• WHAT IS ASKED
Scan the lines below; pull out those with "Apotheke".

• THE INPUT
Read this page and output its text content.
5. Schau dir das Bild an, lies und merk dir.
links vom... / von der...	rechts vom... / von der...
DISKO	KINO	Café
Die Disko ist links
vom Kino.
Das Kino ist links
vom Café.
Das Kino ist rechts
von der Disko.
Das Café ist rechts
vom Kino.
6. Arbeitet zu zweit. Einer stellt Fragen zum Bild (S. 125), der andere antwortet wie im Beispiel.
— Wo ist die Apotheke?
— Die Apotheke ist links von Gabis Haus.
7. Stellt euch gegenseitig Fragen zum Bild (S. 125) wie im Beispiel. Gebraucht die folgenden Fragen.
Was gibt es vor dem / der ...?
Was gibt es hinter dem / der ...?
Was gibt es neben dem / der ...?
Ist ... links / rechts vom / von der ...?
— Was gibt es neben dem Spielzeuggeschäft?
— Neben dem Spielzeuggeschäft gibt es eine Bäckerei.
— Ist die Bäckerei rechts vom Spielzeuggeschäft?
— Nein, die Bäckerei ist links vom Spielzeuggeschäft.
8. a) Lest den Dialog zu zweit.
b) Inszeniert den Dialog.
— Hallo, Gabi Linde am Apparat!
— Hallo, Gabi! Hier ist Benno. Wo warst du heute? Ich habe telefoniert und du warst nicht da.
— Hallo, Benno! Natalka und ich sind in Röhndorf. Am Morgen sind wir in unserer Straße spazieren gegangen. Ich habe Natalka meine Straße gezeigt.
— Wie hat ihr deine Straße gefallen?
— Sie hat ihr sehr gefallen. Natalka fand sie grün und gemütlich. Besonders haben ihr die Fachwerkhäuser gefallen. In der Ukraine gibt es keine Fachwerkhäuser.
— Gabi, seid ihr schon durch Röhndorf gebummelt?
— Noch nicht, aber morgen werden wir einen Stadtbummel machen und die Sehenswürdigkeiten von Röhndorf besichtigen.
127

• THE COMPLETED TASK
— Wo ist die Apotheke?
— Die Apotheke ist links von Gabis Haus.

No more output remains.